Passage for review:
== == ==


  9. 1. Really? M4 is a common seat bolts size? More so than an M6. Maybe someone is calling out bolts sizes by the size of allen key needed which will get you the wrong size bolts 95% of the time.

    2. Bike shops hate crap like this so expect them to just clamp your frame on the seat tube when you don’t leave them the special tool.

    3. While the bolt in the picture does just use a 5 point security torx, the text says they will start with 5 different shapes, which I am assuming will not all be the same so just getting the one tool will not necessarily give you access.

    4. That said, any shape like this and you can just jam a flat screwdriver blade in there and get some purchase to loosen the bolt. Especially since seat clamp bolts are not necessarily torqued all the way to bolt strength (ex. Carbon posts)

    5. So if you get one bolt for the post clamp and another for the saddle clamp and they are different sizes then you get two different tools? Plus wrench sizes are not randomly assigned to bolts. They are supposed to limit the torque you can put on a bolt. Small bolt, small wrench, small torque. Bigger bolt, bigger wrench, bigger torque.

    6. If the thief really wants your saddle why not just hacksaw the post off? Sadly I’ve seen that done to more than just seatposts (though I think they used a portable angle grinder to just cut the head tube off and the rear triangle to get wheels, brakes, drivetrain, etc. Crazy).

  10. There are proprietary bolts in which the head and tool shape are different and you cannot get them at a hardware store, they are custom, specific to each customers needs, very similar to the wheels locks you see on aftermarket car wheels.
    Although the bolt shown looks like a T25 tamper resistant bolt, which have a security rating of 2( out of 10), whereas the bolts I’m talking about and Im sure the ones being used, have a rating of 8, and unless you are the owner of one of the 7 custom key holders, youre out of luck. That being said, virtually nothing is theft proof, but it will either slow someone down or have the theif move on because they dont have the time or tools to steal.

  11. You can get tamper-proof metric torx bolts on ebay:

    http://ebay.to/1F84wxW

    I had to get these shipped from Australia but they worked great to replace the bolt in my seatpost collar, stem faceplate and headset cap (and gave the extras to friends).

== == ==

Using the information:
A: In the comments about bike seat bolts, what security rating out of 10 is given for a T25 tamper resistant bolt?
B: Duplicate the part of the bike seat bolt comments from "4. That said, any" to "drivetrain, etc. Crazy).".
C: Finish out the next part of the bike seat bolt comments, picking up after their last sentence.

== == ==

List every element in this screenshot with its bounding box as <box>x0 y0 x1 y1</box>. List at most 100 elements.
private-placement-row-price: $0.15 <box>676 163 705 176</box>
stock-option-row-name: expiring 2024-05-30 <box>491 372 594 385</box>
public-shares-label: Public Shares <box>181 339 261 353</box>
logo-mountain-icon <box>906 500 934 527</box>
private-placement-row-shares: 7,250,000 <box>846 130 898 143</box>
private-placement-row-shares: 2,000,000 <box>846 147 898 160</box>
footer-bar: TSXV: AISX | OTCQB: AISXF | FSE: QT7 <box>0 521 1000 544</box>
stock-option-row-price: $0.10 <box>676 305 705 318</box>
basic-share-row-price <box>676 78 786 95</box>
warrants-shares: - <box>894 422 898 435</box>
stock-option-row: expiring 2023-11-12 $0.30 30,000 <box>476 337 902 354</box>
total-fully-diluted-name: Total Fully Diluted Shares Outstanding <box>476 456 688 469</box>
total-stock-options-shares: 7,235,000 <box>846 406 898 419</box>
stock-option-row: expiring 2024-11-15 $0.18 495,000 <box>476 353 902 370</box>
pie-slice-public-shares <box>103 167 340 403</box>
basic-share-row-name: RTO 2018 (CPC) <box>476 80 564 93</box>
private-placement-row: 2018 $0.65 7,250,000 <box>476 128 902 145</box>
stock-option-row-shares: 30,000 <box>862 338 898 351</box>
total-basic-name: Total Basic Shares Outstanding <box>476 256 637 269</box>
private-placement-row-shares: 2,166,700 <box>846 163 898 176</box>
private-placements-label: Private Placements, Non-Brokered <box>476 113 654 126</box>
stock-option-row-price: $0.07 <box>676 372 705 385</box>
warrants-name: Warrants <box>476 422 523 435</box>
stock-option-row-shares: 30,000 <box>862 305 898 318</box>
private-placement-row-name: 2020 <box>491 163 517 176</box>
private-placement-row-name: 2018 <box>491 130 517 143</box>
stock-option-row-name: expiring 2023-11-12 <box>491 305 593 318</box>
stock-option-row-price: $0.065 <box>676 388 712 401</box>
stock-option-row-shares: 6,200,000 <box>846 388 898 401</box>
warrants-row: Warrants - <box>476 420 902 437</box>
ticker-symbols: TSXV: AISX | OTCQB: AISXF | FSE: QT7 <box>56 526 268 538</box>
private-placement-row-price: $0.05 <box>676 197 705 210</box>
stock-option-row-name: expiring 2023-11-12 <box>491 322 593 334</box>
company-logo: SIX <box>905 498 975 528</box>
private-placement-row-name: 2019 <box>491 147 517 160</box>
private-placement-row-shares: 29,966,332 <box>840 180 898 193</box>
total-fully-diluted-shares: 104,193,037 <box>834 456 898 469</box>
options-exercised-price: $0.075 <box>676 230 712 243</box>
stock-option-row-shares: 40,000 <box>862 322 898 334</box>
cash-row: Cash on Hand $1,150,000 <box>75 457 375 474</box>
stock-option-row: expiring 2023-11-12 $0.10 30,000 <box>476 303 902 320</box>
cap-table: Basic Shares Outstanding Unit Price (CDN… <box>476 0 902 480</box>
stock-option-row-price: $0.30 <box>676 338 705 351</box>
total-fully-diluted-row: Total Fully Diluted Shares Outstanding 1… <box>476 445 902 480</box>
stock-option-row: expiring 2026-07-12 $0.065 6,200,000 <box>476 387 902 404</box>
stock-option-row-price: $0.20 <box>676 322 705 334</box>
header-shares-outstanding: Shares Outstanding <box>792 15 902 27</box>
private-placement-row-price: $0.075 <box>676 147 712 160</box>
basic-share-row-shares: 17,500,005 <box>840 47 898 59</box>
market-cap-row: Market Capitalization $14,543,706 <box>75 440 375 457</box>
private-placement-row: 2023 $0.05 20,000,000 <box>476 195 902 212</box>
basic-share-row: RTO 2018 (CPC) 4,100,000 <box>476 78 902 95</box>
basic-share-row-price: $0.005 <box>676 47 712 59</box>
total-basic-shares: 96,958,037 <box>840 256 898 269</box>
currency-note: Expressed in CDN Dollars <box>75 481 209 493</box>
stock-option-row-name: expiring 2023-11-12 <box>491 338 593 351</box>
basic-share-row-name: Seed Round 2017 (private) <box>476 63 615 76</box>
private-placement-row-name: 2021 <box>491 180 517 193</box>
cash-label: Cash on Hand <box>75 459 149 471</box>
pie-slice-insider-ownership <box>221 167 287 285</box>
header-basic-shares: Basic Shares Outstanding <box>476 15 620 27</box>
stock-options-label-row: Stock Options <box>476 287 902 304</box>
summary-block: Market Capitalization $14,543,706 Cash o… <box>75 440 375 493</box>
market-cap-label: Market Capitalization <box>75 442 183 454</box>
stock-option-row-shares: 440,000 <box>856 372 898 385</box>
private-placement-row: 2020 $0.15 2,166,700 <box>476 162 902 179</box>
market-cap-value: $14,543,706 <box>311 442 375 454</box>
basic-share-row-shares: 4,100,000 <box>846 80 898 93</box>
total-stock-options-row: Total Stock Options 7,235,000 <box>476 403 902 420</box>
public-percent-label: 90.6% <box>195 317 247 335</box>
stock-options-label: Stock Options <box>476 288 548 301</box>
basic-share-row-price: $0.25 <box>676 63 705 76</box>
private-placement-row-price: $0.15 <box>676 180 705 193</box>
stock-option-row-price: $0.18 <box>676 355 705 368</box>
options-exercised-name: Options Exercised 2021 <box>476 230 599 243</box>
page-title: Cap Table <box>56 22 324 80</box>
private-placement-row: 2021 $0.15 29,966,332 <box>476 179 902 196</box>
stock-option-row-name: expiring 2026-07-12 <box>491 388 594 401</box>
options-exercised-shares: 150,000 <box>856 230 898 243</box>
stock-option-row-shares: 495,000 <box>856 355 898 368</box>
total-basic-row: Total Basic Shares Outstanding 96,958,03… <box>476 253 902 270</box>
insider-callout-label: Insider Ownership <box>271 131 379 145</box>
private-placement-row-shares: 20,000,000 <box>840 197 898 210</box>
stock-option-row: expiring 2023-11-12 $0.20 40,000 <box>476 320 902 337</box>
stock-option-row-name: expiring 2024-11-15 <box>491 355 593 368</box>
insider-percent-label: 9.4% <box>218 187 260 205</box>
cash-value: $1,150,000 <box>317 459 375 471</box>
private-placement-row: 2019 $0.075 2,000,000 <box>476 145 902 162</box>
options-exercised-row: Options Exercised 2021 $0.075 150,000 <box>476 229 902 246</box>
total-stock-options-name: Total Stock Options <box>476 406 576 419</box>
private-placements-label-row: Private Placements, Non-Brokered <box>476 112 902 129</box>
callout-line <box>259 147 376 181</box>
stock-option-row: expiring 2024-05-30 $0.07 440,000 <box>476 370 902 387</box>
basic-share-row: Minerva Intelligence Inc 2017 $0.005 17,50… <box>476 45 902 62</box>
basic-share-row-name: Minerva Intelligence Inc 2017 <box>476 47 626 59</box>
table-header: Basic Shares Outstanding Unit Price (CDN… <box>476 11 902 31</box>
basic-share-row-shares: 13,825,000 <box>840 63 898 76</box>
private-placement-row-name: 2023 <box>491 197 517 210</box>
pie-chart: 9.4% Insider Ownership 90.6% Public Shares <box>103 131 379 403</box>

== == ==

Outputs for the tasks:
A: A rating of 2 out of 10.

B:
4. That said, any shape like this and you can just jam a flat screwdriver blade in there and get some purchase to loosen the bolt. Especially since seat clamp bolts are not necessarily torqued all the way to bolt strength (ex. Carbon posts)

    5. So if you get one bolt for the post clamp and another for the saddle clamp and they are different sizes then you get two different tools? Plus wrench sizes are not randomly assigned to bolts. They are supposed to limit the torque you can put on a bolt. Small bolt, small wrench, small torque. Bigger bolt, bigger wrench, bigger torque.

    6. If the thief really wants your saddle why not just hacksaw the post off? Sadly I’ve seen that done to more than just seatposts (though I think they used a portable angle grinder to just cut the head tube off and the rear triangle to get wheels, brakes, drivetrain, etc. Crazy).

C:
    When the goal is to protect a $30 saddle, you just need something that is harder to defeat than whatever’s on the next bike.

    @Tyson, why wouldn’t a thief just use a chain tool? I see people chaining their cheap saddles to the frame but it seems like a heavy, weak solution.

  12. You can get tamper-proof metric torx bolts on ebay (search M5 tamperproof torx). I had to get these shipped from Australia but they worked great to replace the bolt in my seatpost collar, stem faceplate and headset cap (and gave the extras to friends).

    When the goal is to protect a $30 saddle, you just need something that is harder to defeat than whatever’s on the next bike.

    @Tyson, why wouldn’t a thief just use a chain tool? I see people chaining their cheap saddles to the frame but it seems like a heavy, weak solution.

  13. Yeah, you guys are right. Not such a great idea. It’s not super convenient, but why not put a piece of duct tape on the post to mark the right height, then pop out the seatpost and bring it with you? Problem solved.

  14. “…..and then epoxy a ball bearing into the bolt head. If you ever need to adjust your seatpost, use a solvent to eliminate the epoxy and the ball bearing can pop back out.”

    The idea is OK but don’t use epoxy as no solvent dissolves it. Use super glue as it it soluble in acetone.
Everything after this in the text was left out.